» **Exercise**: Write out the records that appear below, verbatim and complete, but without pictures.

» **Records to process**:

☆ ☆ ☆ ☆ ☆

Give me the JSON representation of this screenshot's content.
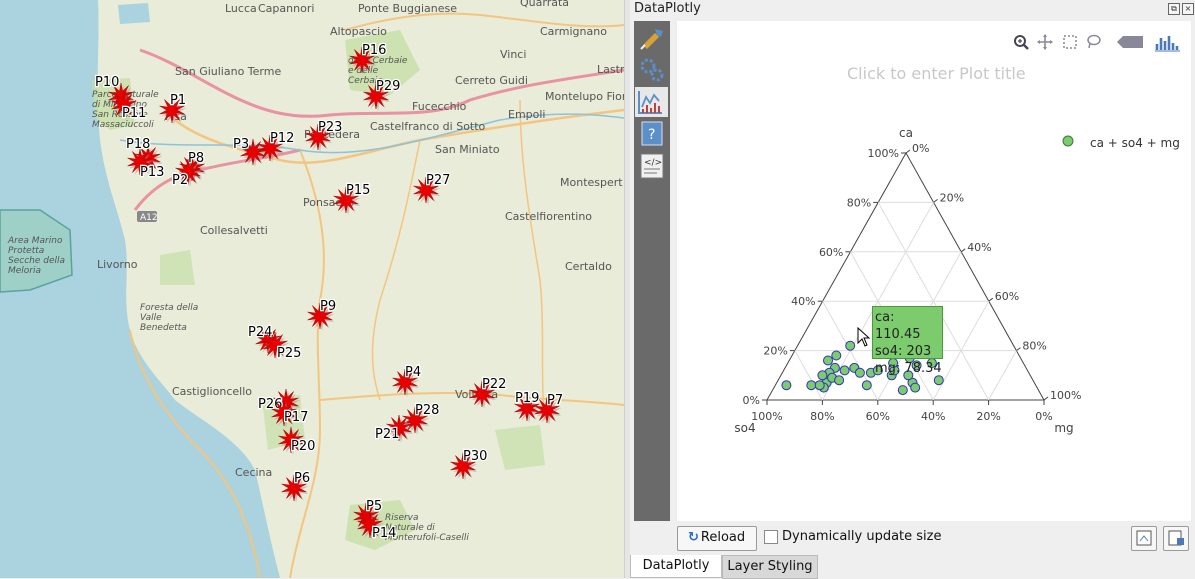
{
  "map": {
    "towns": [
      "Lucca",
      "Capannori",
      "Ponte Buggianese",
      "Quarrata",
      "Carmignano",
      "Altopascio",
      "San Giuliano Terme",
      "Cerreto Guidi",
      "Vinci",
      "Montelupo Fiorentino",
      "Lastra",
      "Pisa",
      "Fucecchio",
      "Empoli",
      "Castelfranco di Sotto",
      "Pontedera",
      "San Miniato",
      "Montespert",
      "Ponsacco",
      "Castelfiorentino",
      "Collesalvetti",
      "Livorno",
      "Certaldo",
      "Castiglioncello",
      "Volterra",
      "Cecina"
    ],
    "area_labels": [
      "Area Marino Protetta Secche della Meloria",
      "Foresta della Valle Benedetta",
      "Parco Naturale di Migliarino San Rossore Massaciuccoli",
      "Riserva Naturale di Monterufoli-Caselli",
      "delle Cerbaie e delle Cerbaie"
    ],
    "road": "A12",
    "points": [
      "P10",
      "P1",
      "P11",
      "P18",
      "P13",
      "P8",
      "P2",
      "P3",
      "P12",
      "P23",
      "P16",
      "P29",
      "P15",
      "P27",
      "P9",
      "P24",
      "P25",
      "P4",
      "P22",
      "P19",
      "P7",
      "P26",
      "P17",
      "P28",
      "P21",
      "P20",
      "P30",
      "P6",
      "P5",
      "P14"
    ]
  },
  "dock": {
    "title": "DataPlotly",
    "float_icon": "float-icon",
    "close_icon": "close-icon"
  },
  "sidebar": {
    "icons": [
      "brush-icon",
      "settings-gears-icon",
      "plot-line-icon",
      "help-icon",
      "code-icon"
    ]
  },
  "plot": {
    "title_placeholder": "Click to enter Plot title",
    "modebar": [
      "zoom-icon",
      "pan-icon",
      "box-select-icon",
      "lasso-icon",
      "plotly-logo-icon",
      "histogram-icon"
    ],
    "legend_label": "ca + so4 + mg",
    "marker_color": "#7ccc6e",
    "marker_edge": "#3030c0",
    "hover": {
      "ca": "ca: 110.45",
      "so4": "so4: 203",
      "mg": "mg: 78.34"
    },
    "hover_bg": "#7ccc6e"
  },
  "chart_data": {
    "type": "scatter",
    "subtype": "ternary",
    "axes": {
      "a": "ca",
      "b": "so4",
      "c": "mg"
    },
    "tick_labels": [
      "0%",
      "20%",
      "40%",
      "60%",
      "80%",
      "100%"
    ],
    "series": [
      {
        "name": "ca + so4 + mg",
        "points": [
          {
            "ca": 0.06,
            "so4": 0.9,
            "mg": 0.04
          },
          {
            "ca": 0.22,
            "so4": 0.59,
            "mg": 0.19
          },
          {
            "ca": 0.18,
            "so4": 0.66,
            "mg": 0.16
          },
          {
            "ca": 0.16,
            "so4": 0.7,
            "mg": 0.14
          },
          {
            "ca": 0.13,
            "so4": 0.69,
            "mg": 0.18
          },
          {
            "ca": 0.12,
            "so4": 0.66,
            "mg": 0.22
          },
          {
            "ca": 0.11,
            "so4": 0.72,
            "mg": 0.17
          },
          {
            "ca": 0.07,
            "so4": 0.75,
            "mg": 0.18
          },
          {
            "ca": 0.05,
            "so4": 0.77,
            "mg": 0.18
          },
          {
            "ca": 0.06,
            "so4": 0.81,
            "mg": 0.13
          },
          {
            "ca": 0.06,
            "so4": 0.78,
            "mg": 0.16
          },
          {
            "ca": 0.09,
            "so4": 0.72,
            "mg": 0.19
          },
          {
            "ca": 0.1,
            "so4": 0.75,
            "mg": 0.15
          },
          {
            "ca": 0.08,
            "so4": 0.7,
            "mg": 0.22
          },
          {
            "ca": 0.13,
            "so4": 0.62,
            "mg": 0.25
          },
          {
            "ca": 0.11,
            "so4": 0.61,
            "mg": 0.28
          },
          {
            "ca": 0.06,
            "so4": 0.61,
            "mg": 0.33
          },
          {
            "ca": 0.11,
            "so4": 0.57,
            "mg": 0.32
          },
          {
            "ca": 0.12,
            "so4": 0.54,
            "mg": 0.34
          },
          {
            "ca": 0.1,
            "so4": 0.5,
            "mg": 0.4
          },
          {
            "ca": 0.12,
            "so4": 0.48,
            "mg": 0.4
          },
          {
            "ca": 0.15,
            "so4": 0.47,
            "mg": 0.38
          },
          {
            "ca": 0.19,
            "so4": 0.4,
            "mg": 0.41
          },
          {
            "ca": 0.14,
            "so4": 0.39,
            "mg": 0.47
          },
          {
            "ca": 0.07,
            "so4": 0.44,
            "mg": 0.49
          },
          {
            "ca": 0.1,
            "so4": 0.44,
            "mg": 0.46
          },
          {
            "ca": 0.05,
            "so4": 0.44,
            "mg": 0.51
          },
          {
            "ca": 0.04,
            "so4": 0.49,
            "mg": 0.47
          },
          {
            "ca": 0.15,
            "so4": 0.33,
            "mg": 0.52
          },
          {
            "ca": 0.08,
            "so4": 0.34,
            "mg": 0.58
          },
          {
            "ca": 0.17,
            "so4": 0.4,
            "mg": 0.43
          }
        ]
      }
    ]
  },
  "bottom": {
    "reload_label": "Reload",
    "dynamic_label": "Dynamically update size",
    "dynamic_checked": false
  },
  "tabs": [
    {
      "label": "DataPlotly",
      "active": true
    },
    {
      "label": "Layer Styling",
      "active": false
    }
  ]
}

☆ ☆ ☆ ☆ ☆

» **Expected answer**:
Give me the JSON representation of this screenshot's content.
{
  "map": {
    "towns": [
      "Lucca",
      "Capannori",
      "Ponte Buggianese",
      "Quarrata",
      "Carmignano",
      "Altopascio",
      "San Giuliano Terme",
      "Cerreto Guidi",
      "Vinci",
      "Montelupo Fiorentino",
      "Lastra",
      "Pisa",
      "Fucecchio",
      "Empoli",
      "Castelfranco di Sotto",
      "Pontedera",
      "San Miniato",
      "Montespert",
      "Ponsacco",
      "Castelfiorentino",
      "Collesalvetti",
      "Livorno",
      "Certaldo",
      "Castiglioncello",
      "Volterra",
      "Cecina"
    ],
    "area_labels": [
      "Area Marino Protetta Secche della Meloria",
      "Foresta della Valle Benedetta",
      "Parco Naturale di Migliarino San Rossore Massaciuccoli",
      "Riserva Naturale di Monterufoli-Caselli",
      "delle Cerbaie e delle Cerbaie"
    ],
    "road": "A12",
    "points": [
      "P10",
      "P1",
      "P11",
      "P18",
      "P13",
      "P8",
      "P2",
      "P3",
      "P12",
      "P23",
      "P16",
      "P29",
      "P15",
      "P27",
      "P9",
      "P24",
      "P25",
      "P4",
      "P22",
      "P19",
      "P7",
      "P26",
      "P17",
      "P28",
      "P21",
      "P20",
      "P30",
      "P6",
      "P5",
      "P14"
    ]
  },
  "dock": {
    "title": "DataPlotly",
    "float_icon": "float-icon",
    "close_icon": "close-icon"
  },
  "sidebar": {
    "icons": [
      "brush-icon",
      "settings-gears-icon",
      "plot-line-icon",
      "help-icon",
      "code-icon"
    ]
  },
  "plot": {
    "title_placeholder": "Click to enter Plot title",
    "modebar": [
      "zoom-icon",
      "pan-icon",
      "box-select-icon",
      "lasso-icon",
      "plotly-logo-icon",
      "histogram-icon"
    ],
    "legend_label": "ca + so4 + mg",
    "marker_color": "#7ccc6e",
    "marker_edge": "#3030c0",
    "hover": {
      "ca": "ca: 110.45",
      "so4": "so4: 203",
      "mg": "mg: 78.34"
    },
    "hover_bg": "#7ccc6e"
  },
  "chart_data": {
    "type": "scatter",
    "subtype": "ternary",
    "axes": {
      "a": "ca",
      "b": "so4",
      "c": "mg"
    },
    "tick_labels": [
      "0%",
      "20%",
      "40%",
      "60%",
      "80%",
      "100%"
    ],
    "series": [
      {
        "name": "ca + so4 + mg",
        "points": [
          {
            "ca": 0.06,
            "so4": 0.9,
            "mg": 0.04
          },
          {
            "ca": 0.22,
            "so4": 0.59,
            "mg": 0.19
          },
          {
            "ca": 0.18,
            "so4": 0.66,
            "mg": 0.16
          },
          {
            "ca": 0.16,
            "so4": 0.7,
            "mg": 0.14
          },
          {
            "ca": 0.13,
            "so4": 0.69,
            "mg": 0.18
          },
          {
            "ca": 0.12,
            "so4": 0.66,
            "mg": 0.22
          },
          {
            "ca": 0.11,
            "so4": 0.72,
            "mg": 0.17
          },
          {
            "ca": 0.07,
            "so4": 0.75,
            "mg": 0.18
          },
          {
            "ca": 0.05,
            "so4": 0.77,
            "mg": 0.18
          },
          {
            "ca": 0.06,
            "so4": 0.81,
            "mg": 0.13
          },
          {
            "ca": 0.06,
            "so4": 0.78,
            "mg": 0.16
          },
          {
            "ca": 0.09,
            "so4": 0.72,
            "mg": 0.19
          },
          {
            "ca": 0.1,
            "so4": 0.75,
            "mg": 0.15
          },
          {
            "ca": 0.08,
            "so4": 0.7,
            "mg": 0.22
          },
          {
            "ca": 0.13,
            "so4": 0.62,
            "mg": 0.25
          },
          {
            "ca": 0.11,
            "so4": 0.61,
            "mg": 0.28
          },
          {
            "ca": 0.06,
            "so4": 0.61,
            "mg": 0.33
          },
          {
            "ca": 0.11,
            "so4": 0.57,
            "mg": 0.32
          },
          {
            "ca": 0.12,
            "so4": 0.54,
            "mg": 0.34
          },
          {
            "ca": 0.1,
            "so4": 0.5,
            "mg": 0.4
          },
          {
            "ca": 0.12,
            "so4": 0.48,
            "mg": 0.4
          },
          {
            "ca": 0.15,
            "so4": 0.47,
            "mg": 0.38
          },
          {
            "ca": 0.19,
            "so4": 0.4,
            "mg": 0.41
          },
          {
            "ca": 0.14,
            "so4": 0.39,
            "mg": 0.47
          },
          {
            "ca": 0.07,
            "so4": 0.44,
            "mg": 0.49
          },
          {
            "ca": 0.1,
            "so4": 0.44,
            "mg": 0.46
          },
          {
            "ca": 0.05,
            "so4": 0.44,
            "mg": 0.51
          },
          {
            "ca": 0.04,
            "so4": 0.49,
            "mg": 0.47
          },
          {
            "ca": 0.15,
            "so4": 0.33,
            "mg": 0.52
          },
          {
            "ca": 0.08,
            "so4": 0.34,
            "mg": 0.58
          },
          {
            "ca": 0.17,
            "so4": 0.4,
            "mg": 0.43
          }
        ]
      }
    ]
  },
  "bottom": {
    "reload_label": "Reload",
    "dynamic_label": "Dynamically update size",
    "dynamic_checked": false
  },
  "tabs": [
    {
      "label": "DataPlotly",
      "active": true
    },
    {
      "label": "Layer Styling",
      "active": false
    }
  ]
}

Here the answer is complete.